WHAT TO PRODUCE:
State only the count of lines in the listing below that hold "negative".

>>>

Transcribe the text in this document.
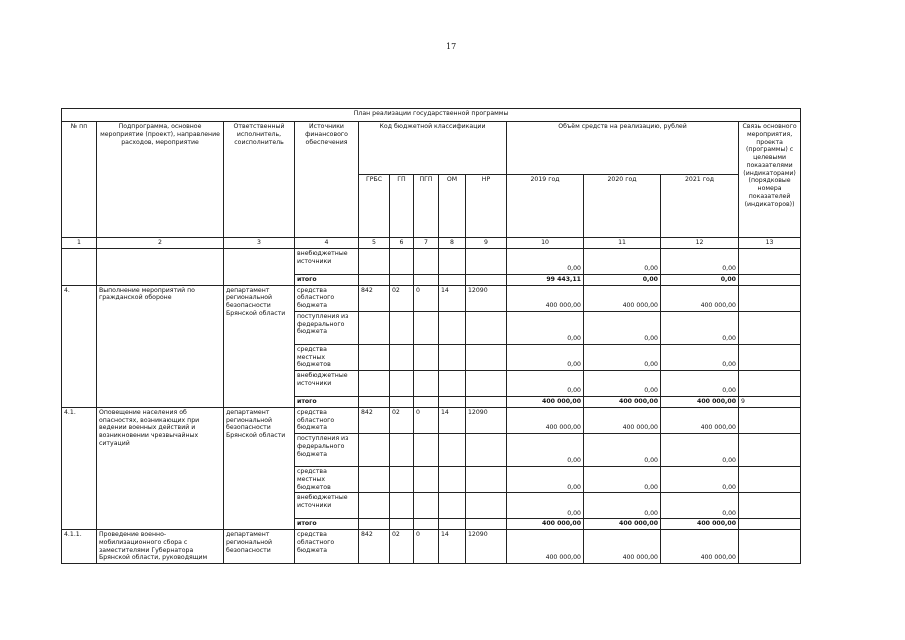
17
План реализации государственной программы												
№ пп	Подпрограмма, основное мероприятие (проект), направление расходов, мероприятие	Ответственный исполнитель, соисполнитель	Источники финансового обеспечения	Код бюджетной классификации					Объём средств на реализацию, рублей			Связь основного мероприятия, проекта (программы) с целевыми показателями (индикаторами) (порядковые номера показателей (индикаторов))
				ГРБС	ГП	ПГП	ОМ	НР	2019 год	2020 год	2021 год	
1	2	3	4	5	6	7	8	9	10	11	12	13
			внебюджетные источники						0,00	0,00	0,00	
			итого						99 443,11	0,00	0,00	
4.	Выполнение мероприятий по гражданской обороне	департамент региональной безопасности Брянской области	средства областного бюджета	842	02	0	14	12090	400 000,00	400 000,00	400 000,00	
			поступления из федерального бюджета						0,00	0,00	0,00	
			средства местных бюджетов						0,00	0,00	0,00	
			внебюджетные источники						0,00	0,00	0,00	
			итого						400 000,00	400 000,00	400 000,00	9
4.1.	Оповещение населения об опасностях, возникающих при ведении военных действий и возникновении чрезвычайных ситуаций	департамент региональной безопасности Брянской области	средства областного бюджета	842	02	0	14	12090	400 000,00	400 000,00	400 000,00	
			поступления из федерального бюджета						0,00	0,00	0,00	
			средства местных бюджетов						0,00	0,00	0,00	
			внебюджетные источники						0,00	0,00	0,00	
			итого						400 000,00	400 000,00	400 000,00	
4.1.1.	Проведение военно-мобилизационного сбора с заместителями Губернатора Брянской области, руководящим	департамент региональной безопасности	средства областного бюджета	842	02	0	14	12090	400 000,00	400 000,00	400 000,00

<<<
>>>

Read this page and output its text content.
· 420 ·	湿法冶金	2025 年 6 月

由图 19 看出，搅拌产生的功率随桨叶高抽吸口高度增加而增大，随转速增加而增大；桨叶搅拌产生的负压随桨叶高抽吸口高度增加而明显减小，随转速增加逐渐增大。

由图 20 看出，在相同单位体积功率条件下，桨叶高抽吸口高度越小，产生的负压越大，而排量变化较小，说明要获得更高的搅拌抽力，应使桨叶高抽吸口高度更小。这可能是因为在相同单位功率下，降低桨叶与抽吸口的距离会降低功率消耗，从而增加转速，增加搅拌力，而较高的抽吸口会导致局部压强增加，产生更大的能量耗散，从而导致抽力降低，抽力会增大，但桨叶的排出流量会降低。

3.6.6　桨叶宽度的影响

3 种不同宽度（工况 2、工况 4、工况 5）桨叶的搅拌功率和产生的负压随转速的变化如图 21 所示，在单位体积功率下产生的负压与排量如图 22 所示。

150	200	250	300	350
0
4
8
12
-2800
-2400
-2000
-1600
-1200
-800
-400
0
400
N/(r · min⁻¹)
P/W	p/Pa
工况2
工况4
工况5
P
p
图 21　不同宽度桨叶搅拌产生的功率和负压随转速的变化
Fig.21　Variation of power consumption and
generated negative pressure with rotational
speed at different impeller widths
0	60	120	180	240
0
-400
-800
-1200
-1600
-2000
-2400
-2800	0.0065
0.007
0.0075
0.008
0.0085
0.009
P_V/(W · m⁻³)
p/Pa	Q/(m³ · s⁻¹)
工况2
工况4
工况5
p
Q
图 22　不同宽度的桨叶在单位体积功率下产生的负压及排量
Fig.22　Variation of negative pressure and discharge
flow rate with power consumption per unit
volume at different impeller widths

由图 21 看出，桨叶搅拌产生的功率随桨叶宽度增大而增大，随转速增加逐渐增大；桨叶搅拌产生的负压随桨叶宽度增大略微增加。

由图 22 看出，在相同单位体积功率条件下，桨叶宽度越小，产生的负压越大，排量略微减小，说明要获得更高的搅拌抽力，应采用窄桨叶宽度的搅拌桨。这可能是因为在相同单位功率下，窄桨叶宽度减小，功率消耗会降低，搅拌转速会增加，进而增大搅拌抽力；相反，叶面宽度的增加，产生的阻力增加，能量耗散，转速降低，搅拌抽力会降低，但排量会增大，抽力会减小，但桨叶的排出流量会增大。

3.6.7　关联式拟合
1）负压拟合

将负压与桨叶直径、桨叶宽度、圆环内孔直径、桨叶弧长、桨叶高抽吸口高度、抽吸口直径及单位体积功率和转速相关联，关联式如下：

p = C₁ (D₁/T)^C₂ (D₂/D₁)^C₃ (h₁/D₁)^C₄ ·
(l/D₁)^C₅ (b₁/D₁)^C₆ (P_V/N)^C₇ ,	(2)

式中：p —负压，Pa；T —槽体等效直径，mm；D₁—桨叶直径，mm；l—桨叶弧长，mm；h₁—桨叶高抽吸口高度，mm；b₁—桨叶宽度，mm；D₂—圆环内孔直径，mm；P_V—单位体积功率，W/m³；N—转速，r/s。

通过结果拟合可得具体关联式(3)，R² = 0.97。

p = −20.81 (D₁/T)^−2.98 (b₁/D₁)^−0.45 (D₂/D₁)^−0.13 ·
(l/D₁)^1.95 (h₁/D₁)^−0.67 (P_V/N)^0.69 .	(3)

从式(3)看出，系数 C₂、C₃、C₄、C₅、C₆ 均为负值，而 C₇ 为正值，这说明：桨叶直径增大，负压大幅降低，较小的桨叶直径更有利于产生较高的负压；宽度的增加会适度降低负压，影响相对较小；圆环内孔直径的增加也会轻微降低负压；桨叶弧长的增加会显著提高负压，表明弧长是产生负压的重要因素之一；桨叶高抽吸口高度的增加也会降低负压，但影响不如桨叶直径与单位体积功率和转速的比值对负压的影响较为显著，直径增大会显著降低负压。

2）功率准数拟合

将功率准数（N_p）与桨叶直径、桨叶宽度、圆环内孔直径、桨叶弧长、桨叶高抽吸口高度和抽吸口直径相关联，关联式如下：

<<<

WORKED SOLUTION:
2